Collected data entries:

..........

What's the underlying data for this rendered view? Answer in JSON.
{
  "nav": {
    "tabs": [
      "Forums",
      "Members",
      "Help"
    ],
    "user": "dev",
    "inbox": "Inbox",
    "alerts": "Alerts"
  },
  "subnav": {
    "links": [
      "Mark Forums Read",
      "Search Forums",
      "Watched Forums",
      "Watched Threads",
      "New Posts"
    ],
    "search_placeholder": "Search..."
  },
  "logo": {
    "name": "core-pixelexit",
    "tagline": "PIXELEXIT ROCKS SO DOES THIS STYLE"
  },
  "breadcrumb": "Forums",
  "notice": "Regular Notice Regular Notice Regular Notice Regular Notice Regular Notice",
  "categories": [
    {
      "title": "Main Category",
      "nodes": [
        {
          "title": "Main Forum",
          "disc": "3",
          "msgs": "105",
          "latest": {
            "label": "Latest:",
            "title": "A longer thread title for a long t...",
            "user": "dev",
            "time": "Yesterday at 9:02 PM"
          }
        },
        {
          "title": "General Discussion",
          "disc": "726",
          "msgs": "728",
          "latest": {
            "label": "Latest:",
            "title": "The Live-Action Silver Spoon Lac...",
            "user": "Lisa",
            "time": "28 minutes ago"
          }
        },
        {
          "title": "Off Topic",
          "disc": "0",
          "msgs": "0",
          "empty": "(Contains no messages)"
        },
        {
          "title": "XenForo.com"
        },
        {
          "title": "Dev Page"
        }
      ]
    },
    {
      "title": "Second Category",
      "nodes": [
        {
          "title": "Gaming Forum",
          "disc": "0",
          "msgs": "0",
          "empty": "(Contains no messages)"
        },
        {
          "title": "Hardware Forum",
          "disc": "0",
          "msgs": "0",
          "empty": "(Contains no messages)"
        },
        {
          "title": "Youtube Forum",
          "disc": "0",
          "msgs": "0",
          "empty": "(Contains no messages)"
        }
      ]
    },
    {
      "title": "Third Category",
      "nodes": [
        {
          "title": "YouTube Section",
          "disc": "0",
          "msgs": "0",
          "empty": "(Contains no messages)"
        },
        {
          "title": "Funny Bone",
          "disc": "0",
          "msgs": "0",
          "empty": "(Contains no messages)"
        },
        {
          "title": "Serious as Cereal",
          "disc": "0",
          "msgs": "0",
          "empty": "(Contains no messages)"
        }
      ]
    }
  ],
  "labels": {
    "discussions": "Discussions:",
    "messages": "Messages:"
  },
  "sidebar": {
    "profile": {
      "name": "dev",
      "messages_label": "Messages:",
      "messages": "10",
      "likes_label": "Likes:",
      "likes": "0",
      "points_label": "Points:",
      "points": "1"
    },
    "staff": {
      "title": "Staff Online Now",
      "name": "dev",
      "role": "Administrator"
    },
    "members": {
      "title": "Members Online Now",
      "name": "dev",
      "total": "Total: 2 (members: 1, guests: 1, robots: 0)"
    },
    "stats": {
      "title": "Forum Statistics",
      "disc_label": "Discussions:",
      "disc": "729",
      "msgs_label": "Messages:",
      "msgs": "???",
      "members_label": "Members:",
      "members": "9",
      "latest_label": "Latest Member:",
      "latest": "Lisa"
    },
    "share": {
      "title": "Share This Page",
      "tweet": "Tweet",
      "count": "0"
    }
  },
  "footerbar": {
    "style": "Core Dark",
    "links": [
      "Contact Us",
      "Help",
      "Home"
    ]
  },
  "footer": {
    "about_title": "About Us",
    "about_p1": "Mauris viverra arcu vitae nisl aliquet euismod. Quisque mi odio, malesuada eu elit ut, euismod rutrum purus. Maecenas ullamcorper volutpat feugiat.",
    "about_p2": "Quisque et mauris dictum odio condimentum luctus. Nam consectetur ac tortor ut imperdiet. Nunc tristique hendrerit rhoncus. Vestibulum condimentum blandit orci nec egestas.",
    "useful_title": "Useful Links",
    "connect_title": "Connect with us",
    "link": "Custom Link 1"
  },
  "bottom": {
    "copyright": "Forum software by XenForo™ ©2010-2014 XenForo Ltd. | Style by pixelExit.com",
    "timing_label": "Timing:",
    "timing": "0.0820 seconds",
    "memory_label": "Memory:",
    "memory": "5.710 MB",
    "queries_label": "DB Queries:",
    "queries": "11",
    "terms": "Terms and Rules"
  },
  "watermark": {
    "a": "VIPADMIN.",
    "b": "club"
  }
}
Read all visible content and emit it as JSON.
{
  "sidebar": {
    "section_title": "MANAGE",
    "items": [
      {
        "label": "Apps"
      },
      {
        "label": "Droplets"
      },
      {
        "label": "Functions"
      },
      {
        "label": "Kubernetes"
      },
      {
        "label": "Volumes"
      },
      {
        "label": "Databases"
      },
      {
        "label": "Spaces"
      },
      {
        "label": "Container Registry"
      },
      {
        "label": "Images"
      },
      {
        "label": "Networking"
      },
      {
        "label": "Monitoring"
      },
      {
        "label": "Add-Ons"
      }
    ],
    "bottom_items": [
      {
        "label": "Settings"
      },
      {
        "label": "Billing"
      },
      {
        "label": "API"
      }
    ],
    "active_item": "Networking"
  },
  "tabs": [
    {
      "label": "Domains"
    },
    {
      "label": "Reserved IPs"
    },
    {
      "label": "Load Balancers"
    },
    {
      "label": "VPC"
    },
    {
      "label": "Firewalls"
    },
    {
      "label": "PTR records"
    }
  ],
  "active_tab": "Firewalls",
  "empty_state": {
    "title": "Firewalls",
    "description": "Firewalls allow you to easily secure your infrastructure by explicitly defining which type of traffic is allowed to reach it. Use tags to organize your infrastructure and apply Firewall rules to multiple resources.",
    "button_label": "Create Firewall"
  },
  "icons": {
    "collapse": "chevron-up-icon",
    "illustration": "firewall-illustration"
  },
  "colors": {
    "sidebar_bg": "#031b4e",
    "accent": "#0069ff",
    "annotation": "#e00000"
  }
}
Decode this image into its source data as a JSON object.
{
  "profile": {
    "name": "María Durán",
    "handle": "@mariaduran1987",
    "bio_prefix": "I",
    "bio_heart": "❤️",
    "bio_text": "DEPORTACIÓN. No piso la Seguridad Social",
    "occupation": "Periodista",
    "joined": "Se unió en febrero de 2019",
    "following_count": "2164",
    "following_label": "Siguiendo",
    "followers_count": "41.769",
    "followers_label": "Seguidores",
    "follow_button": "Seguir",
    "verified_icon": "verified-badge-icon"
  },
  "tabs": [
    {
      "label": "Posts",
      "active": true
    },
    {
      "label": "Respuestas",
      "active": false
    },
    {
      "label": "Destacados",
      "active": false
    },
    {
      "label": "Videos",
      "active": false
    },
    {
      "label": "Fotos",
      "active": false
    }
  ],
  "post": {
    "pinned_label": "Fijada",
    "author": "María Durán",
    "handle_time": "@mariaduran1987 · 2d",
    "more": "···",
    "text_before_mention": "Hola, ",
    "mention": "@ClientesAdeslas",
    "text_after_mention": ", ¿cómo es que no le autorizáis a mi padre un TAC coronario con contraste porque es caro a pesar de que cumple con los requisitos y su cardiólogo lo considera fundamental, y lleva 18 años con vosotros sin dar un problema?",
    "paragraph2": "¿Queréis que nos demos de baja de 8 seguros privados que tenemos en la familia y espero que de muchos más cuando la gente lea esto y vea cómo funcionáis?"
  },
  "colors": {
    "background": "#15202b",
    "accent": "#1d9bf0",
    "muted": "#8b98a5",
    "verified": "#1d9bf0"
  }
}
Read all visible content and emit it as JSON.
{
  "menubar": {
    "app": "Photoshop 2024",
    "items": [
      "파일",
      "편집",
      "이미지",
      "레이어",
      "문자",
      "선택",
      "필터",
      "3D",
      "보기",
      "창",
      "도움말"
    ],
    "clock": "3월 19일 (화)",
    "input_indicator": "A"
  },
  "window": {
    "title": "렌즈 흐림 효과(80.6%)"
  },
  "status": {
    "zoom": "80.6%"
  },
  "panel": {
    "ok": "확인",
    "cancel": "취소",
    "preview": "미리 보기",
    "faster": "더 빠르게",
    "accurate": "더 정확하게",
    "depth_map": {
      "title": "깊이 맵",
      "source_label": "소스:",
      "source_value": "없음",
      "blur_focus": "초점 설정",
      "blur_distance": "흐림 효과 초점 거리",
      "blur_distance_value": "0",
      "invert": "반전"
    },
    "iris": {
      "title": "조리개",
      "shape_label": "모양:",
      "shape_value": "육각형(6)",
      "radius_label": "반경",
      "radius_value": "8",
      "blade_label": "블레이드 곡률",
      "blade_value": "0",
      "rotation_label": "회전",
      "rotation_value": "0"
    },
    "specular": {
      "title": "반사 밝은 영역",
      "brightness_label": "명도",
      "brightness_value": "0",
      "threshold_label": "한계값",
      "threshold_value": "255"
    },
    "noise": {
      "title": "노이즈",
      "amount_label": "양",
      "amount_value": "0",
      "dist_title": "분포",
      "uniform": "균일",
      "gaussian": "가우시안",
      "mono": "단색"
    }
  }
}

..........

Task directions — Scan the lines above for "Search", then copy every one that has it.

Written answer —
      "Search Forums",
    "search_placeholder": "Search..."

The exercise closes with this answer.